──────── DATASET ENTRIES

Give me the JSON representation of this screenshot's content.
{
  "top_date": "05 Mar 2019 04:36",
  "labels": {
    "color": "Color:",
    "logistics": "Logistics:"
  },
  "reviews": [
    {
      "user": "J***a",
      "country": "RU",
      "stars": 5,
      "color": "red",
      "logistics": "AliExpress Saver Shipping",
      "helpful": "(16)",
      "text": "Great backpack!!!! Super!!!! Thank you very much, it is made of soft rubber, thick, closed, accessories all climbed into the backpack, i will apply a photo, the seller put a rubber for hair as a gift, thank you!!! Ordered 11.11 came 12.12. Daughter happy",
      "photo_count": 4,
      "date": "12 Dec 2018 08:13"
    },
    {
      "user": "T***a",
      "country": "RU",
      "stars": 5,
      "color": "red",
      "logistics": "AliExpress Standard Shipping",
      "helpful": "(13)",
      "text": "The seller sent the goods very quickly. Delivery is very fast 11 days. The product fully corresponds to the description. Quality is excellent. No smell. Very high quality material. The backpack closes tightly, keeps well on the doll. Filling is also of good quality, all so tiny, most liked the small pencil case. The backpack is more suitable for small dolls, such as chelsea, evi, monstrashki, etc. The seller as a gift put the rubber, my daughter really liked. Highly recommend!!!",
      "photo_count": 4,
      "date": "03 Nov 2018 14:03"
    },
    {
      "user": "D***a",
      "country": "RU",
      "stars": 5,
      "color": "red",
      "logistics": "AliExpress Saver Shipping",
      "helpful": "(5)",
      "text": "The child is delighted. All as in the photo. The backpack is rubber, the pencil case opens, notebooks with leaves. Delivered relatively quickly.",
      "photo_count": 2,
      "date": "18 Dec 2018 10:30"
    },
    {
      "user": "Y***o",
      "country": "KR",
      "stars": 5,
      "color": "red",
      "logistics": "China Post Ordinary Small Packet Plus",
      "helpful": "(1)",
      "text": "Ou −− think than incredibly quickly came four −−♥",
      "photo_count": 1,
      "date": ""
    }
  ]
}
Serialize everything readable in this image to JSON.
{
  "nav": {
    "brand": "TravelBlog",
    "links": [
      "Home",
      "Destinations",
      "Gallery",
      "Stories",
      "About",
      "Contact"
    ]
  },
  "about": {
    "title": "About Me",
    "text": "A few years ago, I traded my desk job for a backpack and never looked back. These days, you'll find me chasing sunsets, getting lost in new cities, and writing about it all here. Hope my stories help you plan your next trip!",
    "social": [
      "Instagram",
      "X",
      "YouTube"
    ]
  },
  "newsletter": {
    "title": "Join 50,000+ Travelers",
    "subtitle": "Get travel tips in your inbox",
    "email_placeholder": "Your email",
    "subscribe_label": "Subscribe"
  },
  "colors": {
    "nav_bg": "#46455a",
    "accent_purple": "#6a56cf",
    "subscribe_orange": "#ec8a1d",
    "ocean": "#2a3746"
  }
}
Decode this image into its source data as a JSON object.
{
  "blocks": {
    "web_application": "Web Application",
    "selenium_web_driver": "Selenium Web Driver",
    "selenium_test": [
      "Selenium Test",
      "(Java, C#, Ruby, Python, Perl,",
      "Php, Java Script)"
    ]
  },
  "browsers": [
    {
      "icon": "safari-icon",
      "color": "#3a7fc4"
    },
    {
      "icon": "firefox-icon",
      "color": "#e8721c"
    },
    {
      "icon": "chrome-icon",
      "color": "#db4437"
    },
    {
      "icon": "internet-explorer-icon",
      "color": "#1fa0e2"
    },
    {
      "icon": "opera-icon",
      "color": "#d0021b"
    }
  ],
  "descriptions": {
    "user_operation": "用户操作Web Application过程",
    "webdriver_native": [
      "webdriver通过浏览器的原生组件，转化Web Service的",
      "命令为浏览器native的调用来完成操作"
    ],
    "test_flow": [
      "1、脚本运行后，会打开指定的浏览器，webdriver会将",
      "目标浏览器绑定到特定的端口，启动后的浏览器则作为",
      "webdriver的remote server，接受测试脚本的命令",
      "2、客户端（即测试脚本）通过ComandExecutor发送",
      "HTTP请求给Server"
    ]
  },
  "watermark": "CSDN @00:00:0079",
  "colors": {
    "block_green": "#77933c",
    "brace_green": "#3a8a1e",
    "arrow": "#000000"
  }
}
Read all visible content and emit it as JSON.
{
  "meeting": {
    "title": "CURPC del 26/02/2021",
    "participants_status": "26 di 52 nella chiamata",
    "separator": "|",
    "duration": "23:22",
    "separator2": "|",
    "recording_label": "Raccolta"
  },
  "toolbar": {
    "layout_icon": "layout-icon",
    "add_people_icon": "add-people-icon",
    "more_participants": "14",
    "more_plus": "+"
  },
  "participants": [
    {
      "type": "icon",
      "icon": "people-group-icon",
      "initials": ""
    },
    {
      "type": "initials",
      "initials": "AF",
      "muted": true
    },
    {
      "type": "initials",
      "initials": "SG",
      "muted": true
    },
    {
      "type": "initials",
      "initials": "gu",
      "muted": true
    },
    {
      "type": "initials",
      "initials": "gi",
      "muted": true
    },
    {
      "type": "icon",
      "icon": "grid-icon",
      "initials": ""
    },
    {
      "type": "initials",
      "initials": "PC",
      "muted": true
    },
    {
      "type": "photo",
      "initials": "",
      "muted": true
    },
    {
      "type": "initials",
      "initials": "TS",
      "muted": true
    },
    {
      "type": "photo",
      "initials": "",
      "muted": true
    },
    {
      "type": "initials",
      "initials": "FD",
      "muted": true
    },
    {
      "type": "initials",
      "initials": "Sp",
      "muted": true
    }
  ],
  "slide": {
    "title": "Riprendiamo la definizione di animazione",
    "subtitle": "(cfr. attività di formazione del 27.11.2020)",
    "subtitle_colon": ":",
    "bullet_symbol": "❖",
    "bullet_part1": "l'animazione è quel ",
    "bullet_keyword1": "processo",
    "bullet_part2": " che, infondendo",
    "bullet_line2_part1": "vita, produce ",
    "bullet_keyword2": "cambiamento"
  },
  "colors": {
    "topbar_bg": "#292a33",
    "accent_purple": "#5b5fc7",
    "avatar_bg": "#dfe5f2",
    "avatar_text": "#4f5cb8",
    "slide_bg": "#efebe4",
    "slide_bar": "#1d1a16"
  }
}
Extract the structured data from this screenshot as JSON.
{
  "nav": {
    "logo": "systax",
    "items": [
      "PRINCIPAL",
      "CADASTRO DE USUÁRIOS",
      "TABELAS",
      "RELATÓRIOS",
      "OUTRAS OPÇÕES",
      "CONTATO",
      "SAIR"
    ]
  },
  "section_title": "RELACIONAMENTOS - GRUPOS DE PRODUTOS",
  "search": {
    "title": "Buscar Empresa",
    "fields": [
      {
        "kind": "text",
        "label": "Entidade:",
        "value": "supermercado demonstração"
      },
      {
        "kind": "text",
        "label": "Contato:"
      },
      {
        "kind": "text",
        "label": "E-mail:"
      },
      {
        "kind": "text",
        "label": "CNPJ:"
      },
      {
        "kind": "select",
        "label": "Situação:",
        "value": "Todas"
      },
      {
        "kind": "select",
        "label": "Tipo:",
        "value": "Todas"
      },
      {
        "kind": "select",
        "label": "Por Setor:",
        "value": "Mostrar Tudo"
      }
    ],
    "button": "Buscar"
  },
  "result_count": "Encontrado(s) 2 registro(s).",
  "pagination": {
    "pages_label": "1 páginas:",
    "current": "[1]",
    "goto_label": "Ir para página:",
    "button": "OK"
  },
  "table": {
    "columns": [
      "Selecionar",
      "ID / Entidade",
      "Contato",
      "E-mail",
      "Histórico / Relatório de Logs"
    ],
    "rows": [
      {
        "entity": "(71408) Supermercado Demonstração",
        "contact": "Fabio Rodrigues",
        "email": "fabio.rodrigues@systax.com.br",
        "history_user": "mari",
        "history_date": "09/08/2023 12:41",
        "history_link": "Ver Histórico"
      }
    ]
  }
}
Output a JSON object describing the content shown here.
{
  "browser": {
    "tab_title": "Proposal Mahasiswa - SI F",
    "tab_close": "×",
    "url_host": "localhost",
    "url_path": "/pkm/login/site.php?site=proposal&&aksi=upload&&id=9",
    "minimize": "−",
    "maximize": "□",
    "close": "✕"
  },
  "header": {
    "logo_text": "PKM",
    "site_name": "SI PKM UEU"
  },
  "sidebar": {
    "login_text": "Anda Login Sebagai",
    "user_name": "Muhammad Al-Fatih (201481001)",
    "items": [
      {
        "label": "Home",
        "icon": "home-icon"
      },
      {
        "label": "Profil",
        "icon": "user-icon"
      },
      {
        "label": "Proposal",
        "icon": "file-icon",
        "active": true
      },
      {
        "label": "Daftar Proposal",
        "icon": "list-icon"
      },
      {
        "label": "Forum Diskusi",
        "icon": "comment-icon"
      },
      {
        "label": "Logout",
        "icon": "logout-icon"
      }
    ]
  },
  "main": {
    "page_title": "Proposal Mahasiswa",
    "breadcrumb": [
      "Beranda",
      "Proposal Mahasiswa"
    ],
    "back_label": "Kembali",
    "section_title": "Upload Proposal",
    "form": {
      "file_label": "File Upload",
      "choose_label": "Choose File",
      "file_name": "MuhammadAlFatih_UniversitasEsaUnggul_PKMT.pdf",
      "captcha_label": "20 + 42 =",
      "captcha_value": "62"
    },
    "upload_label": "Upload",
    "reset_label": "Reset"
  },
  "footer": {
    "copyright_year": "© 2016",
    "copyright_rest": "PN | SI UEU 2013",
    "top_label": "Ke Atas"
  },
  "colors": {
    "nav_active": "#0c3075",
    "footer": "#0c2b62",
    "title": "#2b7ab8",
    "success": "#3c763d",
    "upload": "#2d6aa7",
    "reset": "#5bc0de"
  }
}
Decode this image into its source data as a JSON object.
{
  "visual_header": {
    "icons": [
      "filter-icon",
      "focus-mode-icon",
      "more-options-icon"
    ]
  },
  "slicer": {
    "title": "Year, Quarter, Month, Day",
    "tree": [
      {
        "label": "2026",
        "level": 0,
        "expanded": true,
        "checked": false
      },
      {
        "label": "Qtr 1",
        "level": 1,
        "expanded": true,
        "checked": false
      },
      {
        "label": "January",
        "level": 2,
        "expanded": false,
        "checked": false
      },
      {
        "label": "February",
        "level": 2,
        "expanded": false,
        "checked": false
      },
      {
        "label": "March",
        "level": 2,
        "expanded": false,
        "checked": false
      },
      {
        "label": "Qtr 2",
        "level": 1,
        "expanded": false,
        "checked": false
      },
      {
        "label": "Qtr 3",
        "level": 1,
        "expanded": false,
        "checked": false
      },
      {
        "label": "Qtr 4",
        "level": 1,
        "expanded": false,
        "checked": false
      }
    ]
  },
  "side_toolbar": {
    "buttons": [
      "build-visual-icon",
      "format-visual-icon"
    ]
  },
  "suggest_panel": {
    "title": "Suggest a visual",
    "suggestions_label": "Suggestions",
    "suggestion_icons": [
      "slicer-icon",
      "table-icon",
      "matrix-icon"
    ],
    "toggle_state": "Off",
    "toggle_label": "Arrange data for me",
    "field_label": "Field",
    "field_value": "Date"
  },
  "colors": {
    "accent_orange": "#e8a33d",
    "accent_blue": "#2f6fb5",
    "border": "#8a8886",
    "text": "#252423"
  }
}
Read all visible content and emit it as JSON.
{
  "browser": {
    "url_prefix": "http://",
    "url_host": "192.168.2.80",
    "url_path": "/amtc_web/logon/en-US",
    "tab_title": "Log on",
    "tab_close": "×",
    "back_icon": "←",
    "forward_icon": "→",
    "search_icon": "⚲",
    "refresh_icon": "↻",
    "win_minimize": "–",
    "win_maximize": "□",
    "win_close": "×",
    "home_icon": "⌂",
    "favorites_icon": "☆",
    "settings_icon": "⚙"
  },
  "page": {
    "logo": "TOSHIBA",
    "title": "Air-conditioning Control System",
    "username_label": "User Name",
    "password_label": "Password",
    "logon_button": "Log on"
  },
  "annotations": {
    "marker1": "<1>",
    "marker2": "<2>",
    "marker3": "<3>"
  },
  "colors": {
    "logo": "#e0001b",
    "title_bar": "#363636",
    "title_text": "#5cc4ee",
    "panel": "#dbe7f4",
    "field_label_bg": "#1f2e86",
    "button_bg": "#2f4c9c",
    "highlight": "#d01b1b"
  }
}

────────────────

* **WHAT THE EXERCISE ASKS**
Take every line containing the word "screenshot" and copy it.

* **THE ANSWER**
Give me the JSON representation of this screenshot's content.
Extract the structured data from this screenshot as JSON.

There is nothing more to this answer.